Seit einem Jahr bedroht US-Präsident Donald Trump mit seiner Politik den Freihandel, während China die Globalisierung verteidigt. Höchste Zeit für eine freie Wirtschaft eine Lanze zu brechen, findet Dan Steinbock.


Dieser Beitrag erscheint in der Rubrik finews.first. Darin nehmen Autorinnen und Autoren wöchentlich Stellung zu Wirtschafts- und Finanzthemen. Die Texte erscheinen auf Deutsch und Englisch. Die Auswahl der Texte liegt bei finews.ch.


Wurde die Rede von Chinas Präsident Xi Jinping am diesjährigen Boao-Forum mit einiger Spannung erwartet, so wurde sie in Washington und vor allem an der Wall Street mit noch grösserem Interesse verfolgt. Denn mittlerweile haben sich die wirtschaftspolitischen Spannungen zwischen dem Reich der Mitte und den USA massiv verschärft.

In seiner Ansprache forderte Xi die Weltgemeinschaft auf, «sich weiterhin für eine offene globale Wirtschaft einzusetzen und die Zusammenarbeit innerhalb der G-20, der APEC und anderer multilateraler Organisationen zu verstärken». Das ultimative Ziel sei die Globalisierung «integriert und ausgewogener zu gestalten, so dass sie einen Nutzen für alle habe», sagte der starke Mann Chinas.

Xi präsentierte auch Pläne zur weiteren Öffnung der chinesischen Wirtschaft. Dazu gehören niedrigere Einfuhrzölle für Autos und andere Produkte sowie der Schutz des geistigen Eigentums und die Verbesserung des Investitionsumfelds für internationale Unternehmen in China. Seine Ansprache war ein klarer Balanceakt, der letztlich die Absicht Chinas unterstreicht, eine offene Weltwirtschaft auch während der Amtszeit von US-Präsident Donald Trump zu bewahren.

«Donald Trump liess sich nicht einschüchtern und ordnete zusätzliche Zölle an»

> Auftrag 1
Gib aus dem Beitrag den Abschnitt von „Seit einem Jahr“ bis „USA massiv verschärft.“ wortgetreu wieder.
Der Beitrag und die Einträge haben inhaltlich nichts miteinander zu tun.

> Vorliegende Einträge
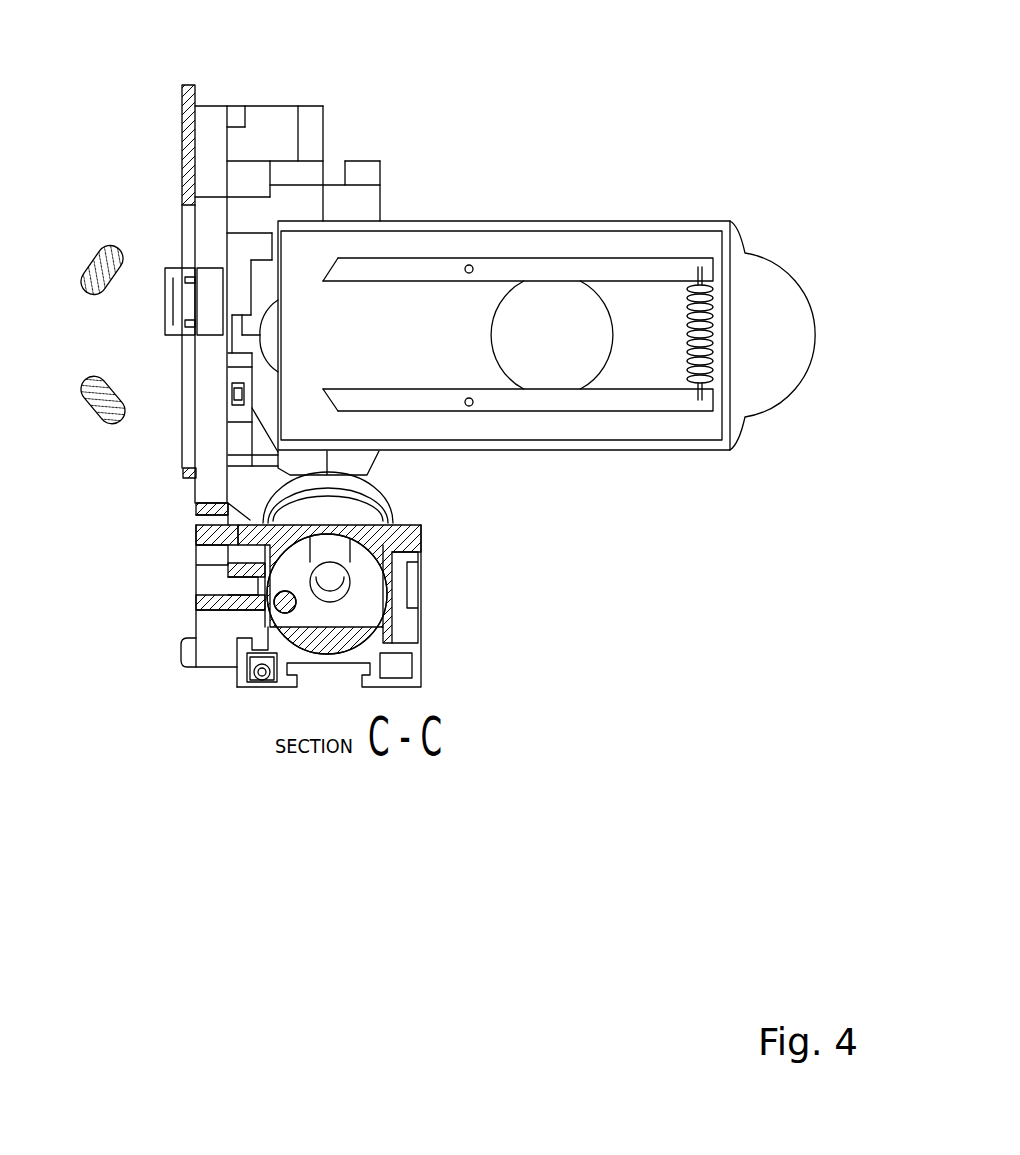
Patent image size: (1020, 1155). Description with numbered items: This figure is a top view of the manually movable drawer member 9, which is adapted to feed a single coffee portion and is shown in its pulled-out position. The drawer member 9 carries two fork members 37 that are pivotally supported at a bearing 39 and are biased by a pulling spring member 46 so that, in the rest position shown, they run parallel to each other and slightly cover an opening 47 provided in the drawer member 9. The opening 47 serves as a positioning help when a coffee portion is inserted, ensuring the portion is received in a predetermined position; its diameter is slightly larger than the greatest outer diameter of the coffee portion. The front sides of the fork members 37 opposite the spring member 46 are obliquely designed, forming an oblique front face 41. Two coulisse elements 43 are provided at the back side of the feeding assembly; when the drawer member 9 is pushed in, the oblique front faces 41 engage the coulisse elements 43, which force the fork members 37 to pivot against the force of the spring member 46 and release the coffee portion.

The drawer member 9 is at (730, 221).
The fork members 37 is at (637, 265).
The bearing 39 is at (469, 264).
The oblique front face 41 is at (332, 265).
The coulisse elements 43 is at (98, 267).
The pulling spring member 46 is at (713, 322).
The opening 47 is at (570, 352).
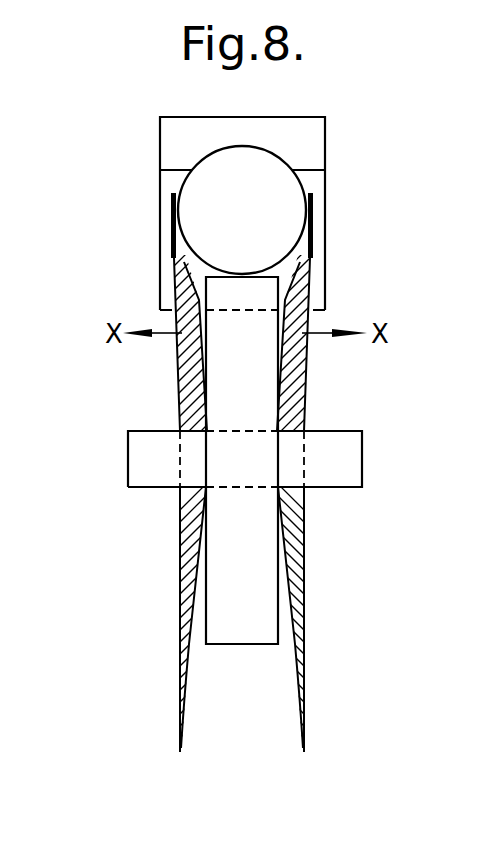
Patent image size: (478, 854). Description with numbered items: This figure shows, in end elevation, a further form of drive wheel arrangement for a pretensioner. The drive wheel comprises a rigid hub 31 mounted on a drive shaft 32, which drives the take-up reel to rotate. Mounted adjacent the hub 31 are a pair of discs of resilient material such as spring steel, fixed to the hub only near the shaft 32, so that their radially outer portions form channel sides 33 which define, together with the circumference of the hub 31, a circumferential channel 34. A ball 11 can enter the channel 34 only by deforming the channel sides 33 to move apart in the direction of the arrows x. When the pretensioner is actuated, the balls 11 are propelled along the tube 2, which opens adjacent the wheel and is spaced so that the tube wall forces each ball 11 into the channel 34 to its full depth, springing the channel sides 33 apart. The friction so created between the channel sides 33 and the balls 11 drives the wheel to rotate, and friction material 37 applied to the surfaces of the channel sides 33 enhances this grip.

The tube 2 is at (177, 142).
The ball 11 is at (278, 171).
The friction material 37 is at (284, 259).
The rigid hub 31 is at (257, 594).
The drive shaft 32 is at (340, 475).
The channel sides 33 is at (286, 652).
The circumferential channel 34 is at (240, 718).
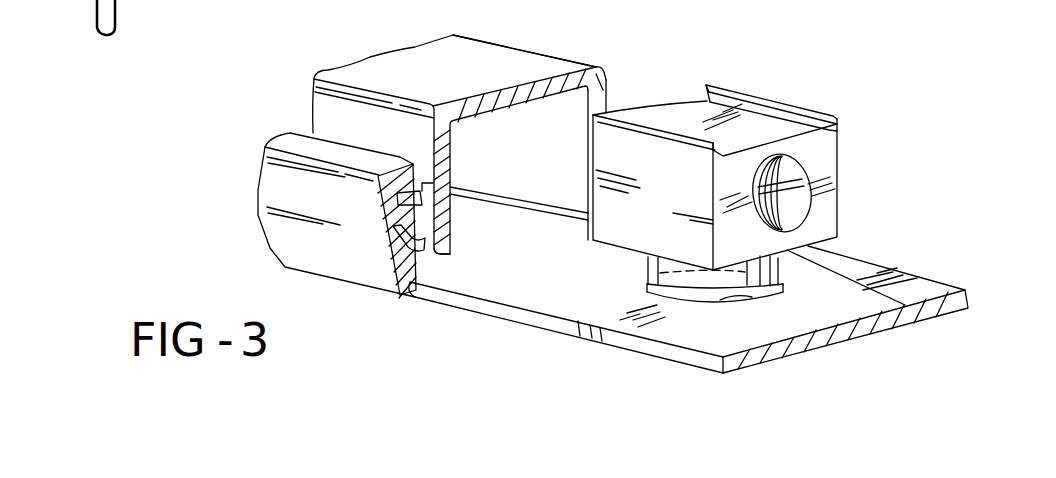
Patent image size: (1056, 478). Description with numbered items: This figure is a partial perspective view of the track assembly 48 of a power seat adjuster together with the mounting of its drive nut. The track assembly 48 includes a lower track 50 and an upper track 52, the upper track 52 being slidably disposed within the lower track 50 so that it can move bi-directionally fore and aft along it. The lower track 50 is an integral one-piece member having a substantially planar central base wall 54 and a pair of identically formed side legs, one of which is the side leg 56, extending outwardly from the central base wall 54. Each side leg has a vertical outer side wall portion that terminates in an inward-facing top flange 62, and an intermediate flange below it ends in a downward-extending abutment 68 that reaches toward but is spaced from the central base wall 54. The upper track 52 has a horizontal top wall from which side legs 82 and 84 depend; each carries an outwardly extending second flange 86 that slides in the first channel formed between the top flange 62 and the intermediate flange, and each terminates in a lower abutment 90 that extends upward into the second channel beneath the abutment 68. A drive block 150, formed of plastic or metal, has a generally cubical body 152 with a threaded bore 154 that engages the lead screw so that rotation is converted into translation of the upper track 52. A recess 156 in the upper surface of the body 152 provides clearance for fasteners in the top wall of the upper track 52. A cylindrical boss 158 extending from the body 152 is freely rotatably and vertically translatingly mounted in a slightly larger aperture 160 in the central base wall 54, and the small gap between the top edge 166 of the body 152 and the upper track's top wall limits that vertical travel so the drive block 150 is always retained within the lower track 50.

> Auftrag 2
Benenne in den Einträgen im Abschnitt von der Zeile mit „Patent image size: (478, 854).“ bis einschließlich der Zeile mit „The circumferential channel“ „pretensioner“ in „seat belt pretensioner“ um. Gib nur diese Zeilen wieder und lass alles Übrige darin unverändert.

> Lösung 1
Seit einem Jahr bedroht US-Präsident Donald Trump mit seiner Politik den Freihandel, während China die Globalisierung verteidigt. Höchste Zeit für eine freie Wirtschaft eine Lanze zu brechen, findet Dan Steinbock.


Dieser Beitrag erscheint in der Rubrik finews.first. Darin nehmen Autorinnen und Autoren wöchentlich Stellung zu Wirtschafts- und Finanzthemen. Die Texte erscheinen auf Deutsch und Englisch. Die Auswahl der Texte liegt bei finews.ch.


Wurde die Rede von Chinas Präsident Xi Jinping am diesjährigen Boao-Forum mit einiger Spannung erwartet, so wurde sie in Washington und vor allem an der Wall Street mit noch grösserem Interesse verfolgt. Denn mittlerweile haben sich die wirtschaftspolitischen Spannungen zwischen dem Reich der Mitte und den USA massiv verschärft.

> Lösung 2
Patent image size: (478, 854). Description with numbered items: This figure shows, in end elevation, a further form of drive wheel arrangement for a seat belt pretensioner. The drive wheel comprises a rigid hub 31 mounted on a drive shaft 32, which drives the take-up reel to rotate. Mounted adjacent the hub 31 are a pair of discs of resilient material such as spring steel, fixed to the hub only near the shaft 32, so that their radially outer portions form channel sides 33 which define, together with the circumference of the hub 31, a circumferential channel 34. A ball 11 can enter the channel 34 only by deforming the channel sides 33 to move apart in the direction of the arrows x. When the seat belt pretensioner is actuated, the balls 11 are propelled along the tube 2, which opens adjacent the wheel and is spaced so that the tube wall forces each ball 11 into the channel 34 to its full depth, springing the channel sides 33 apart. The friction so created between the channel sides 33 and the balls 11 drives the wheel to rotate, and friction material 37 applied to the surfaces of the channel sides 33 enhances this grip.

The tube 2 is at (177, 142).
The ball 11 is at (278, 171).
The friction material 37 is at (284, 259).
The rigid hub 31 is at (257, 594).
The drive shaft 32 is at (340, 475).
The channel sides 33 is at (286, 652).
The circumferential channel 34 is at (240, 718).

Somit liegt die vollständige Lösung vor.